DIRECTION
Copy the listing below in full and skip every picture.

==================================================

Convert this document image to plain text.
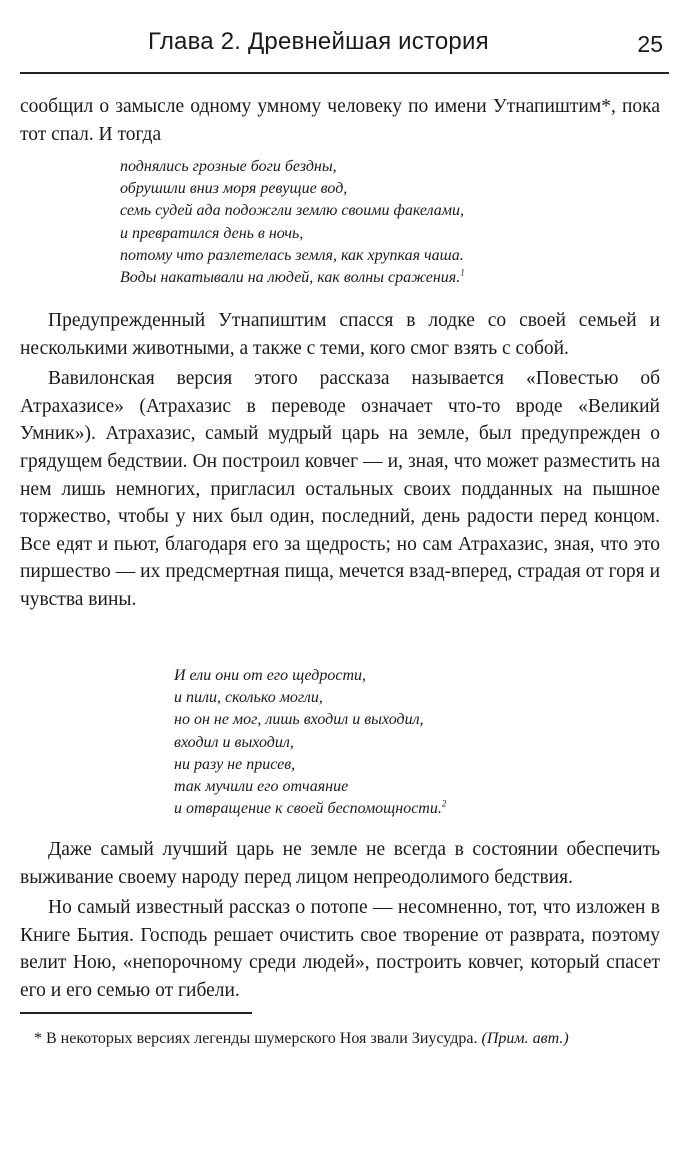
Глава 2. Древнейшая история	25

сообщил о замысле одному умному человеку по имени Утнапиштим*, пока тот спал. И тогда

поднялись грозные боги бездны,
обрушили вниз моря ревущие вод,
семь судей ада подожгли землю своими факелами,
и превратился день в ночь,
потому что разлетелась земля, как хрупкая чаша.
Воды накатывали на людей, как волны сражения.$^1$

Предупрежденный Утнапиштим спасся в лодке со своей семьей и несколькими животными, а также с теми, кого смог взять с собой.

Вавилонская версия этого рассказа называется «Повестью об Атрахазисе» (Атрахазис в переводе означает что-то вроде «Великий Умник»). Атрахазис, самый мудрый царь на земле, был предупрежден о грядущем бедствии. Он построил ковчег — и, зная, что может разместить на нем лишь немногих, пригласил остальных своих подданных на пышное торжество, чтобы у них был один, последний, день радости перед концом. Все едят и пьют, благодаря его за щедрость; но сам Атрахазис, зная, что это пиршество — их предсмертная пища, мечется взад-вперед, страдая от горя и чувства вины.

И ели они от его щедрости,
и пили, сколько могли,
но он не мог, лишь входил и выходил,
входил и выходил,
ни разу не присев,
так мучили его отчаяние
и отвращение к своей беспомощности.$^2$

Даже самый лучший царь не земле не всегда в состоянии обеспечить выживание своему народу перед лицом непреодолимого бедствия.

Но самый известный рассказ о потопе — несомненно, тот, что изложен в Книге Бытия. Господь решает очистить свое творение от разврата, поэтому велит Ною, «непорочному среди людей», построить ковчег, который спасет его и его семью от гибели.

* В некоторых версиях легенды шумерского Ноя звали Зиусудра. (Прим. авт.)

==================================================

EXERCISE SOLUTION
Convert this document image to plain text.
Глава 2. Древнейшая история	25

сообщил о замысле одному умному человеку по имени Утнапиштим*, пока тот спал. И тогда

поднялись грозные боги бездны,
обрушили вниз моря ревущие вод,
семь судей ада подожгли землю своими факелами,
и превратился день в ночь,
потому что разлетелась земля, как хрупкая чаша.
Воды накатывали на людей, как волны сражения.$^1$

Предупрежденный Утнапиштим спасся в лодке со своей семьей и несколькими животными, а также с теми, кого смог взять с собой.

Вавилонская версия этого рассказа называется «Повестью об Атрахазисе» (Атрахазис в переводе означает что-то вроде «Великий Умник»). Атрахазис, самый мудрый царь на земле, был предупрежден о грядущем бедствии. Он построил ковчег — и, зная, что может разместить на нем лишь немногих, пригласил остальных своих подданных на пышное торжество, чтобы у них был один, последний, день радости перед концом. Все едят и пьют, благодаря его за щедрость; но сам Атрахазис, зная, что это пиршество — их предсмертная пища, мечется взад-вперед, страдая от горя и чувства вины.

И ели они от его щедрости,
и пили, сколько могли,
но он не мог, лишь входил и выходил,
входил и выходил,
ни разу не присев,
так мучили его отчаяние
и отвращение к своей беспомощности.$^2$

Даже самый лучший царь не земле не всегда в состоянии обеспечить выживание своему народу перед лицом непреодолимого бедствия.

Но самый известный рассказ о потопе — несомненно, тот, что изложен в Книге Бытия. Господь решает очистить свое творение от разврата, поэтому велит Ною, «непорочному среди людей», построить ковчег, который спасет его и его семью от гибели.

* В некоторых версиях легенды шумерского Ноя звали Зиусудра. (Прим. авт.)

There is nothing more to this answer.